WRITTEN INSTRUCTION:
Copy each of the following lines word for word, with no changes.

Dataset entries:
==========

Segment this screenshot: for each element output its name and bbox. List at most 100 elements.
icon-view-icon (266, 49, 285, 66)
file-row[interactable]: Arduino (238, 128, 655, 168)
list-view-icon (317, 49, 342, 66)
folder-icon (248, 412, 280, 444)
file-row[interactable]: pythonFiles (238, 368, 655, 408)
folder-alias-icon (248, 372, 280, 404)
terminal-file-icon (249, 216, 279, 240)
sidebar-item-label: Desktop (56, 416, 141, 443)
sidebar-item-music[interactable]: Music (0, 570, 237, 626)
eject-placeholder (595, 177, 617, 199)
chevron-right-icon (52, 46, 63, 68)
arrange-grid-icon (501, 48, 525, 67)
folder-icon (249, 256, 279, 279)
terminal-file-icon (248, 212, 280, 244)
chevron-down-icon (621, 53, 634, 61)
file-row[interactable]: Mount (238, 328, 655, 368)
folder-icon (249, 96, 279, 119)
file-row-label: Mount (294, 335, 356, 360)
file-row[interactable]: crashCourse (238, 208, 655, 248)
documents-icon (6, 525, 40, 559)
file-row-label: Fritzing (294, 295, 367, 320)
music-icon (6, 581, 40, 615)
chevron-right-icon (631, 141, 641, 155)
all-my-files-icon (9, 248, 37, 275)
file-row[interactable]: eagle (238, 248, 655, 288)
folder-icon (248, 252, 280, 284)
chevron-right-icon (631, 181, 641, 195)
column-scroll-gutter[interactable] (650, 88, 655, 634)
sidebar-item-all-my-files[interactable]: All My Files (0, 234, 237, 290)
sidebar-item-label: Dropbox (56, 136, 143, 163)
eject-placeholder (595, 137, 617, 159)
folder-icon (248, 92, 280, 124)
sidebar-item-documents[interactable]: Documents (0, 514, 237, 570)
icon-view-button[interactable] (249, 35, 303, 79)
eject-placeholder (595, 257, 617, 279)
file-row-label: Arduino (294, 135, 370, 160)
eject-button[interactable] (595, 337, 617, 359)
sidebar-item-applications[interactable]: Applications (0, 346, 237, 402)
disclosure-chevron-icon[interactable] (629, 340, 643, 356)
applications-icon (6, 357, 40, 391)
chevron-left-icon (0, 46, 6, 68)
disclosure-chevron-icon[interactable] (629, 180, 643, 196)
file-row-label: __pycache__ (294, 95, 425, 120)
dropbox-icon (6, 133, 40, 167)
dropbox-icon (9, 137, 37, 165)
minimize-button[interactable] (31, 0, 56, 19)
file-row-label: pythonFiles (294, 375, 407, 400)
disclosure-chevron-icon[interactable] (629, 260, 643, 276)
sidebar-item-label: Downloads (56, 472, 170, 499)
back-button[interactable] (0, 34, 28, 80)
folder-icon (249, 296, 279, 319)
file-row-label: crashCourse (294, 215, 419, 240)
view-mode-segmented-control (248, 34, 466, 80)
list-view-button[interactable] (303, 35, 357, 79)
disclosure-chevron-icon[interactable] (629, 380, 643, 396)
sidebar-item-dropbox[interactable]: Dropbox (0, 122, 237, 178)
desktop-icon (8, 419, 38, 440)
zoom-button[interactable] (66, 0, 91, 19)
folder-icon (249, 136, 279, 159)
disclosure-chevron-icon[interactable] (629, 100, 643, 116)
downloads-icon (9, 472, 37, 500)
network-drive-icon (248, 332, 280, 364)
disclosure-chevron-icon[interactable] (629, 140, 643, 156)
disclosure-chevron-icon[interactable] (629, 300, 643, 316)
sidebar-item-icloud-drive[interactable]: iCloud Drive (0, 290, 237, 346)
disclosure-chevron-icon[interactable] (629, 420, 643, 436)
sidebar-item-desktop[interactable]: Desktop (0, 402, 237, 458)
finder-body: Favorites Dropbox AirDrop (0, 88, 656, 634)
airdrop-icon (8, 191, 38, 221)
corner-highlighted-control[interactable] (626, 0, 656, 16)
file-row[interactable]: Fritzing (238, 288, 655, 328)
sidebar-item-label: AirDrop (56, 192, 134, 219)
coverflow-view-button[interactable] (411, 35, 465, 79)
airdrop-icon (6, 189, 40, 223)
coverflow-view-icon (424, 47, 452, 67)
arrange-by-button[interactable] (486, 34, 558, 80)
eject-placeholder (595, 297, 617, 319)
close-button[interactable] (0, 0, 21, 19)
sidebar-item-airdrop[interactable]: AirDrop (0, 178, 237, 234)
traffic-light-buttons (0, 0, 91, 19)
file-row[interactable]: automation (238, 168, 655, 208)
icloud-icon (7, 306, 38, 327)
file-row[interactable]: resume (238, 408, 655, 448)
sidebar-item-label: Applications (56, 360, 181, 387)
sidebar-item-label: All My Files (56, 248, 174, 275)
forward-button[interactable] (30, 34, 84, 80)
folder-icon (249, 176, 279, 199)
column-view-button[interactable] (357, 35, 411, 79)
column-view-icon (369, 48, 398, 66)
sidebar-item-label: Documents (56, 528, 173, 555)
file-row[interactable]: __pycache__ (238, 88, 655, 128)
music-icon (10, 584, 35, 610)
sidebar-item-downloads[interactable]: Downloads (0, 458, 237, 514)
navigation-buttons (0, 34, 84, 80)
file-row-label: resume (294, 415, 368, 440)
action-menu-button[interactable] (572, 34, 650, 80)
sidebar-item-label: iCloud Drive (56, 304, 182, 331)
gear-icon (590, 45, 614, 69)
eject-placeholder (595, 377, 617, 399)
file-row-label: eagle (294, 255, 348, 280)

==========

FINAL RESULT:
Segment this screenshot: for each element output its name and bbox. List at most 100 elements.
icon-view-icon (266, 49, 285, 66)
file-row[interactable]: Arduino (238, 128, 655, 168)
list-view-icon (317, 49, 342, 66)
folder-icon (248, 412, 280, 444)
file-row[interactable]: pythonFiles (238, 368, 655, 408)
folder-alias-icon (248, 372, 280, 404)
terminal-file-icon (249, 216, 279, 240)
sidebar-item-label: Desktop (56, 416, 141, 443)
sidebar-item-music[interactable]: Music (0, 570, 237, 626)
eject-placeholder (595, 177, 617, 199)
chevron-right-icon (52, 46, 63, 68)
arrange-grid-icon (501, 48, 525, 67)
folder-icon (249, 256, 279, 279)
terminal-file-icon (248, 212, 280, 244)
chevron-down-icon (621, 53, 634, 61)
file-row[interactable]: Mount (238, 328, 655, 368)
folder-icon (249, 96, 279, 119)
file-row-label: Mount (294, 335, 356, 360)
file-row[interactable]: crashCourse (238, 208, 655, 248)
documents-icon (6, 525, 40, 559)
file-row-label: Fritzing (294, 295, 367, 320)
music-icon (6, 581, 40, 615)
chevron-right-icon (631, 141, 641, 155)
all-my-files-icon (9, 248, 37, 275)
file-row[interactable]: eagle (238, 248, 655, 288)
folder-icon (248, 252, 280, 284)
chevron-right-icon (631, 181, 641, 195)
column-scroll-gutter[interactable] (650, 88, 655, 634)
sidebar-item-all-my-files[interactable]: All My Files (0, 234, 237, 290)
sidebar-item-label: Dropbox (56, 136, 143, 163)
eject-placeholder (595, 137, 617, 159)
folder-icon (248, 92, 280, 124)
sidebar-item-documents[interactable]: Documents (0, 514, 237, 570)
icon-view-button[interactable] (249, 35, 303, 79)
eject-placeholder (595, 257, 617, 279)
file-row-label: Arduino (294, 135, 370, 160)
eject-button[interactable] (595, 337, 617, 359)
sidebar-item-applications[interactable]: Applications (0, 346, 237, 402)
disclosure-chevron-icon[interactable] (629, 340, 643, 356)
applications-icon (6, 357, 40, 391)
chevron-left-icon (0, 46, 6, 68)
disclosure-chevron-icon[interactable] (629, 180, 643, 196)
file-row-label: __pycache__ (294, 95, 425, 120)
dropbox-icon (6, 133, 40, 167)
dropbox-icon (9, 137, 37, 165)
minimize-button[interactable] (31, 0, 56, 19)
file-row-label: pythonFiles (294, 375, 407, 400)
disclosure-chevron-icon[interactable] (629, 260, 643, 276)
sidebar-item-label: Downloads (56, 472, 170, 499)
back-button[interactable] (0, 34, 28, 80)
folder-icon (249, 296, 279, 319)
file-row-label: crashCourse (294, 215, 419, 240)
view-mode-segmented-control (248, 34, 466, 80)
list-view-button[interactable] (303, 35, 357, 79)
disclosure-chevron-icon[interactable] (629, 380, 643, 396)
sidebar-item-dropbox[interactable]: Dropbox (0, 122, 237, 178)
desktop-icon (8, 419, 38, 440)
zoom-button[interactable] (66, 0, 91, 19)
folder-icon (249, 136, 279, 159)
disclosure-chevron-icon[interactable] (629, 100, 643, 116)
downloads-icon (9, 472, 37, 500)
network-drive-icon (248, 332, 280, 364)
disclosure-chevron-icon[interactable] (629, 140, 643, 156)
disclosure-chevron-icon[interactable] (629, 300, 643, 316)
sidebar-item-icloud-drive[interactable]: iCloud Drive (0, 290, 237, 346)
disclosure-chevron-icon[interactable] (629, 420, 643, 436)
sidebar-item-desktop[interactable]: Desktop (0, 402, 237, 458)
finder-body: Favorites Dropbox AirDrop (0, 88, 656, 634)
airdrop-icon (8, 191, 38, 221)
corner-highlighted-control[interactable] (626, 0, 656, 16)
file-row[interactable]: Fritzing (238, 288, 655, 328)
sidebar-item-label: AirDrop (56, 192, 134, 219)
coverflow-view-button[interactable] (411, 35, 465, 79)
airdrop-icon (6, 189, 40, 223)
coverflow-view-icon (424, 47, 452, 67)
arrange-by-button[interactable] (486, 34, 558, 80)
eject-placeholder (595, 297, 617, 319)
close-button[interactable] (0, 0, 21, 19)
sidebar-item-airdrop[interactable]: AirDrop (0, 178, 237, 234)
traffic-light-buttons (0, 0, 91, 19)
file-row[interactable]: automation (238, 168, 655, 208)
icloud-icon (7, 306, 38, 327)
file-row[interactable]: resume (238, 408, 655, 448)
sidebar-item-label: Applications (56, 360, 181, 387)
sidebar-item-label: All My Files (56, 248, 174, 275)
forward-button[interactable] (30, 34, 84, 80)
folder-icon (249, 176, 279, 199)
column-view-button[interactable] (357, 35, 411, 79)
column-view-icon (369, 48, 398, 66)
sidebar-item-label: Documents (56, 528, 173, 555)
file-row[interactable]: __pycache__ (238, 88, 655, 128)
music-icon (10, 584, 35, 610)
sidebar-item-downloads[interactable]: Downloads (0, 458, 237, 514)
navigation-buttons (0, 34, 84, 80)
file-row-label: resume (294, 415, 368, 440)
action-menu-button[interactable] (572, 34, 650, 80)
sidebar-item-label: iCloud Drive (56, 304, 182, 331)
gear-icon (590, 45, 614, 69)
eject-placeholder (595, 377, 617, 399)
file-row-label: eagle (294, 255, 348, 280)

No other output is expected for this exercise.